STATED EXERCISE.
Express everything in the data from the line containing "Itemize the components" down to the line containing "cell-revenue-rate: 43.31%: [390, 323, 493, 368]" as a JSON list of strings, one string per line, with blank lines and the picture left out.

* Start SOURCE DATA *

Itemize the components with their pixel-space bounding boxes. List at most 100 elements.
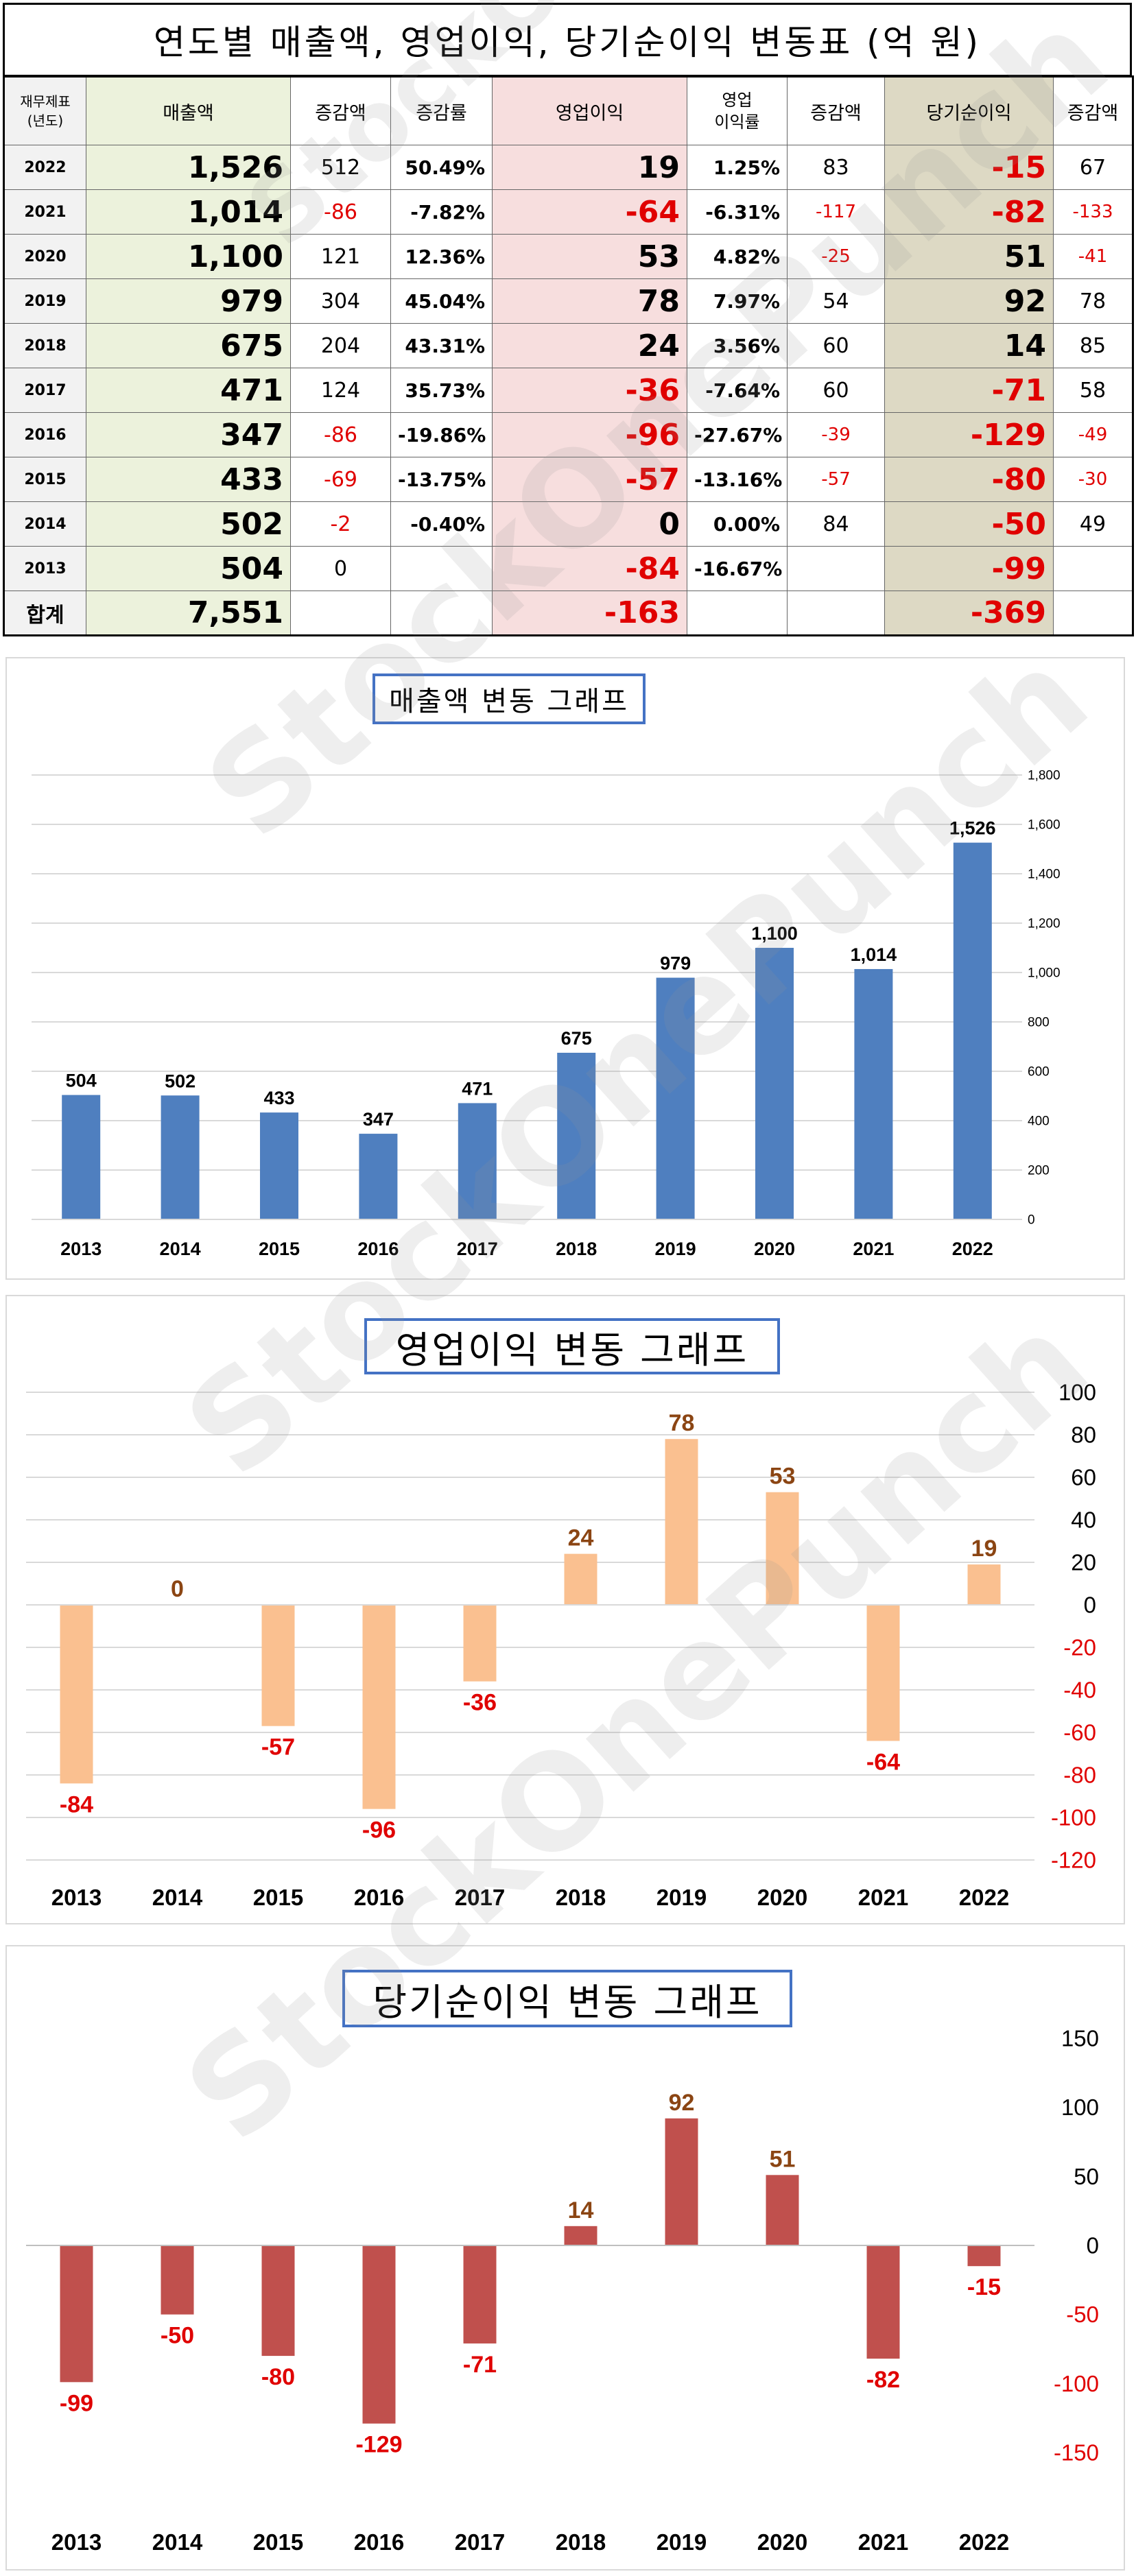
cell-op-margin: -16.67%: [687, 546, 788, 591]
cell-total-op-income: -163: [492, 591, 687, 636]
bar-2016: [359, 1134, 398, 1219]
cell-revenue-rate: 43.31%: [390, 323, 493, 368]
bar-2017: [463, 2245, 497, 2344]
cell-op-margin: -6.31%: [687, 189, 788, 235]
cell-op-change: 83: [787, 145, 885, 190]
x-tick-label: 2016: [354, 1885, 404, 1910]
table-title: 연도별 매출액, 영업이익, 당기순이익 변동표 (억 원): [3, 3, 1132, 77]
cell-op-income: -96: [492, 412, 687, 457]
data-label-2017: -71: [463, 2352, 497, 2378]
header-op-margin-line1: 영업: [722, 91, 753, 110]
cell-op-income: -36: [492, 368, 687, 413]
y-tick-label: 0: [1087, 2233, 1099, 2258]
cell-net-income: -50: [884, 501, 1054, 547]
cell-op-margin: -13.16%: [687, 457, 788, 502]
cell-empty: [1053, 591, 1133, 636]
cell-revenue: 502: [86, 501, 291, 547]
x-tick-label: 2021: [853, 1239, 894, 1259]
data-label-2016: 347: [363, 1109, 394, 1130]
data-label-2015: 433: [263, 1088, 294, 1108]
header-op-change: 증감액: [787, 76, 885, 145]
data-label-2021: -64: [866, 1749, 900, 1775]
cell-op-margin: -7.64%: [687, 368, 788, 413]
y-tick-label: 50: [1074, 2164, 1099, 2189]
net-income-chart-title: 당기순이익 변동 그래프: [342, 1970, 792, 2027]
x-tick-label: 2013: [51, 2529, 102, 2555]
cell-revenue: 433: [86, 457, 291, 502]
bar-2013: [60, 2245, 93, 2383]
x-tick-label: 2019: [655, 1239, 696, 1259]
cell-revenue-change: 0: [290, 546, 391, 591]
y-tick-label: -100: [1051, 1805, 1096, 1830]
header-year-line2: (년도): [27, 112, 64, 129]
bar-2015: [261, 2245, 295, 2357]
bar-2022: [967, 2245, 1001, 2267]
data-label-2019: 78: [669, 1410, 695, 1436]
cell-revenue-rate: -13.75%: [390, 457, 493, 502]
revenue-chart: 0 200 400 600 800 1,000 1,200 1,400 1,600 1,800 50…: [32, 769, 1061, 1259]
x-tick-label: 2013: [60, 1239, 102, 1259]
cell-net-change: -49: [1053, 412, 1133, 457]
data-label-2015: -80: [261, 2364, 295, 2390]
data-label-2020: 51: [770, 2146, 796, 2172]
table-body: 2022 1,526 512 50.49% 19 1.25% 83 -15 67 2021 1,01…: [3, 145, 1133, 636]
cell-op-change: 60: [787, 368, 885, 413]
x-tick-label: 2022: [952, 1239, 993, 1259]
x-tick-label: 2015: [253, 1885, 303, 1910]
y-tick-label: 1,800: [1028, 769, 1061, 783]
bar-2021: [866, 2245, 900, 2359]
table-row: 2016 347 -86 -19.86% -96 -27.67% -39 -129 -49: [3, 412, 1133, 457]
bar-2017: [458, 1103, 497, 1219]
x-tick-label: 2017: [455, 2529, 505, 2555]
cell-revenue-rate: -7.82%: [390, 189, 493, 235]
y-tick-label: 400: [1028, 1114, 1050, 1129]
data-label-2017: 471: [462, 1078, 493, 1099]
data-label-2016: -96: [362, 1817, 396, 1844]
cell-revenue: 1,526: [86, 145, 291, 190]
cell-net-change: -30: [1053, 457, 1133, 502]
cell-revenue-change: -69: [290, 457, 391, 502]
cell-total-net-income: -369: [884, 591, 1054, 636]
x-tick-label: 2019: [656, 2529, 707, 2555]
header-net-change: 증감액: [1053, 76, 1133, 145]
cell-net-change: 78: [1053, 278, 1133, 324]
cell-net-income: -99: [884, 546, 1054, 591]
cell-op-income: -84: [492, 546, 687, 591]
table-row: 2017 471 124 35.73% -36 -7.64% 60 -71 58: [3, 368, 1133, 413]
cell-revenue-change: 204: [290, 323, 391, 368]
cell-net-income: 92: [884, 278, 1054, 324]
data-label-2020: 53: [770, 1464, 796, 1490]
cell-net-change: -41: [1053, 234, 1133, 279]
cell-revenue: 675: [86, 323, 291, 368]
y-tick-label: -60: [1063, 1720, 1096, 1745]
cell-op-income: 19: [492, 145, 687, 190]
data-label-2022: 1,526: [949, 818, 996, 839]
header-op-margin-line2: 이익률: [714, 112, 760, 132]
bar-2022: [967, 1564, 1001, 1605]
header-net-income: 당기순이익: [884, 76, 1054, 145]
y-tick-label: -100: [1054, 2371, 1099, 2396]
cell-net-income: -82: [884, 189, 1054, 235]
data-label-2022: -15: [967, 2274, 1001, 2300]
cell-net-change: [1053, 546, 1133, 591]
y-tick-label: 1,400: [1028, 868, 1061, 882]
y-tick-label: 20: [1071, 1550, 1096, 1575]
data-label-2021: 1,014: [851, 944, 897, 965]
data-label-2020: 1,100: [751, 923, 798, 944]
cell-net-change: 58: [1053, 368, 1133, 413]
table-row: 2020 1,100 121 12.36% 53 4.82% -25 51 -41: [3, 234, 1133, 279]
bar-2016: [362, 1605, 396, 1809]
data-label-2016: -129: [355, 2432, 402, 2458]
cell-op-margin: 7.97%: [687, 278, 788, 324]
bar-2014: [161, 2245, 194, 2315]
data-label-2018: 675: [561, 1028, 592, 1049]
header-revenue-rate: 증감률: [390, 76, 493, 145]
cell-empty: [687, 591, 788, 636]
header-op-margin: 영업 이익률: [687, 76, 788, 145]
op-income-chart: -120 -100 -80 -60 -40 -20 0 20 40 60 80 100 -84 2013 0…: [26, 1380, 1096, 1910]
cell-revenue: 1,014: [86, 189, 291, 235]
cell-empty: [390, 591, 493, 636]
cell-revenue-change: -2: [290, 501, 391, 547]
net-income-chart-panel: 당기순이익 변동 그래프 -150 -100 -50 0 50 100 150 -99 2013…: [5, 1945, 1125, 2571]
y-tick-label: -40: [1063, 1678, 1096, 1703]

* End SOURCE DATA *
* Start SOURCE DATA *

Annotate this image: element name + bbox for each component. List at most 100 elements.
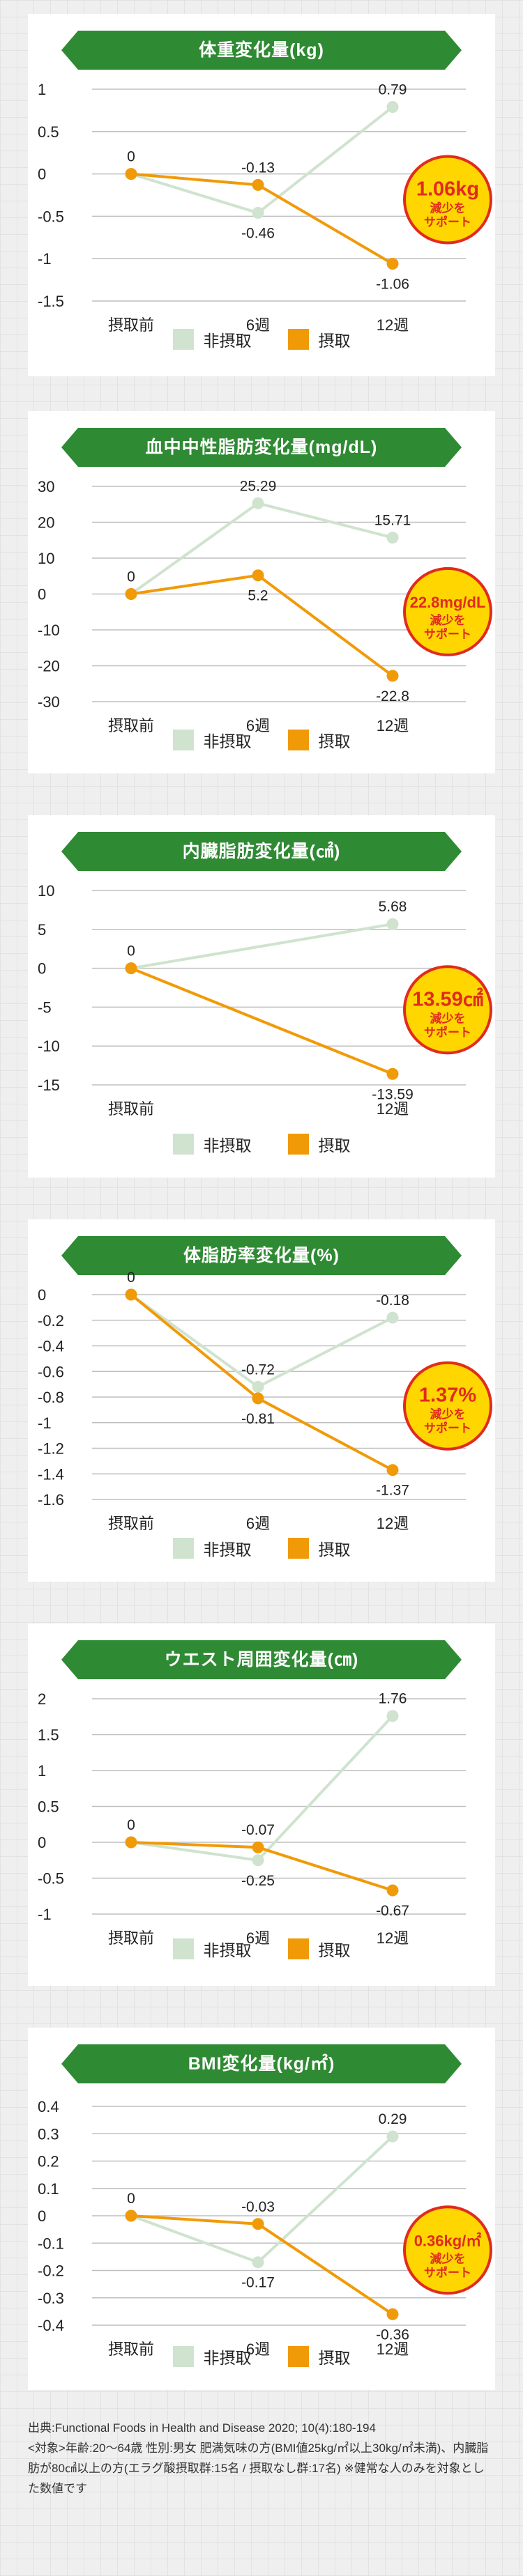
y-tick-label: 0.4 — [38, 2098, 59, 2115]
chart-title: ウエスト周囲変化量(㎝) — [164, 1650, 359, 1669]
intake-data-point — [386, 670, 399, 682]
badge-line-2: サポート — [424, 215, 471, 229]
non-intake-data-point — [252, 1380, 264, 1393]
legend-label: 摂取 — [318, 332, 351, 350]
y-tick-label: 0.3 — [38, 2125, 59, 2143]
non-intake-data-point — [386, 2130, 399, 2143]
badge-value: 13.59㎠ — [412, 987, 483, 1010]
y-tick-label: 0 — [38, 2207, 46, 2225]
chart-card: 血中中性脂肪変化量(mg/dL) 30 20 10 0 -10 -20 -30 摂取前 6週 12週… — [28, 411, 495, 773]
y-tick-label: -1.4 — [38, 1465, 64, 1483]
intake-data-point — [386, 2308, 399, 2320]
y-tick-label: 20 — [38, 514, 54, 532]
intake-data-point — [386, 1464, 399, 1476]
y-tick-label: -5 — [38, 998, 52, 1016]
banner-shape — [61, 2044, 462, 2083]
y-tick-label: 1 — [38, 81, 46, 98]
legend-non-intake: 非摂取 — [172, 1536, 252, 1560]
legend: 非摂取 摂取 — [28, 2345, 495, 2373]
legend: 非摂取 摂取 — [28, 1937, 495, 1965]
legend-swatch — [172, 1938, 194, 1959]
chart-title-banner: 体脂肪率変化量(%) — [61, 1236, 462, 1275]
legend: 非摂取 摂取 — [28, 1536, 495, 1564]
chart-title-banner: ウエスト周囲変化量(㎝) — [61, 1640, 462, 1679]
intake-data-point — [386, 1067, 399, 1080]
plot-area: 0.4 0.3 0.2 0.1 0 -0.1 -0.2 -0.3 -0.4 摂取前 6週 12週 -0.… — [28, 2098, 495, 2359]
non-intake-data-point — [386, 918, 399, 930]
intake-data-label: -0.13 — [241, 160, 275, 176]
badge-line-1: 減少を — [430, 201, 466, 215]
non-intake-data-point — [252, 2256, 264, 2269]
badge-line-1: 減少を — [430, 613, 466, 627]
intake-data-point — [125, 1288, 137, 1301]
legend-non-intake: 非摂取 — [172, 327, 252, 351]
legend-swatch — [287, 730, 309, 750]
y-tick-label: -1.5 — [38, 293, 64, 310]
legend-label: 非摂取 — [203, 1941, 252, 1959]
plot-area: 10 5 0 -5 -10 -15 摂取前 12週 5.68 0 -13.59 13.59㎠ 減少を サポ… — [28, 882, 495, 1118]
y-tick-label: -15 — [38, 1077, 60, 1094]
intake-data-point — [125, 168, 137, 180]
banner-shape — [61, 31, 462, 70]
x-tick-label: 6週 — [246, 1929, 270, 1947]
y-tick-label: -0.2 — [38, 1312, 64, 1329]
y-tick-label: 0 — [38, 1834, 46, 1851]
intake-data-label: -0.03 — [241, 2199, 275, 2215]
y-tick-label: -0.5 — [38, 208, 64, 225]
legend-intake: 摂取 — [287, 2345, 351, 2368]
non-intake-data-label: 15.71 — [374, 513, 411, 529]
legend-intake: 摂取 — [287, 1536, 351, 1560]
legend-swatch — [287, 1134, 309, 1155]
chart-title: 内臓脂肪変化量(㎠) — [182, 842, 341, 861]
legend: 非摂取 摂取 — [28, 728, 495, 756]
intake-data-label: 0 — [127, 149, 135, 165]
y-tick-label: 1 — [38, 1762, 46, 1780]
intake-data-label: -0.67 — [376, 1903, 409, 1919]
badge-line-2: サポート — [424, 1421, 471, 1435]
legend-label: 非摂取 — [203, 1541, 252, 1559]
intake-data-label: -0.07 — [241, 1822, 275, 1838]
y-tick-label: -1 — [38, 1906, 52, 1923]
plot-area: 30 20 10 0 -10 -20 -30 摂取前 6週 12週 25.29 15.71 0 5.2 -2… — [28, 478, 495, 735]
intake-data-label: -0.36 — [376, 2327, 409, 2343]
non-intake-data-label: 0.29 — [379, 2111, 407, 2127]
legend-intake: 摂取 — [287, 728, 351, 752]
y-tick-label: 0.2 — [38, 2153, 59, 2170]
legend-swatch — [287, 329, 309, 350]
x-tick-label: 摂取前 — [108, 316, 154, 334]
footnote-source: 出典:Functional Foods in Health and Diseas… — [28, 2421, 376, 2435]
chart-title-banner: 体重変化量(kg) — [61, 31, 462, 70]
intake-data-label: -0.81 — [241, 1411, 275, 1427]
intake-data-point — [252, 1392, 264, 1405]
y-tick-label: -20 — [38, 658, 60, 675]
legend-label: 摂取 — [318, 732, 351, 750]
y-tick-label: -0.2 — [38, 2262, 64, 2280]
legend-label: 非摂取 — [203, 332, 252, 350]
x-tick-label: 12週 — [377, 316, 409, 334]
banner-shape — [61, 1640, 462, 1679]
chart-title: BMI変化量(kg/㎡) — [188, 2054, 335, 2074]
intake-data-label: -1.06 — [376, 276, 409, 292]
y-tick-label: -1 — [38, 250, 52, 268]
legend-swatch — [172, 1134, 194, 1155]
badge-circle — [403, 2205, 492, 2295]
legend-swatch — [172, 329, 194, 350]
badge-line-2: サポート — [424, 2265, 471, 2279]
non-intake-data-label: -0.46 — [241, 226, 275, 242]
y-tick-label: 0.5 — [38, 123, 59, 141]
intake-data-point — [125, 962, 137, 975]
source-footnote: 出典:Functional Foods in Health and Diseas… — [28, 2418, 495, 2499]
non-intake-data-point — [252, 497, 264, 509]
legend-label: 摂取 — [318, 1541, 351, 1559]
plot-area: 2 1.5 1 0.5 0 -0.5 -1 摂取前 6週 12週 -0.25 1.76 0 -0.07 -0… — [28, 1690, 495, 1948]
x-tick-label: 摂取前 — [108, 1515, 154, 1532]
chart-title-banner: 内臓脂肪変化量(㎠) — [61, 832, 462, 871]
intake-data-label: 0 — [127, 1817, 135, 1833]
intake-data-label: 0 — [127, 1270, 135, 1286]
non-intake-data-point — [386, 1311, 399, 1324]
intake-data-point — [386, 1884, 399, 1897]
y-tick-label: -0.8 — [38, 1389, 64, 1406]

* End SOURCE DATA *
* Start SOURCE DATA *

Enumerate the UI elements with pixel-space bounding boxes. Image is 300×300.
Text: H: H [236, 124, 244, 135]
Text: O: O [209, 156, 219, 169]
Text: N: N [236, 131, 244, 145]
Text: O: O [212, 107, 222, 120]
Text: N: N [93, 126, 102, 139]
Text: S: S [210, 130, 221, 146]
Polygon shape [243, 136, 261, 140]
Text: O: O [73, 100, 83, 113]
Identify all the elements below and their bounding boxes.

* End SOURCE DATA *

SOLUTION FOR THIS EXERCISE.
[
  "Itemize the components with their pixel-space bounding boxes. List at most 100 elements.",
  "cell-op-margin: -16.67%: [687, 546, 788, 591]",
  "cell-total-op-income: -163: [492, 591, 687, 636]",
  "bar-2016: [359, 1134, 398, 1219]",
  "cell-revenue-rate: 43.31%: [390, 323, 493, 368]"
]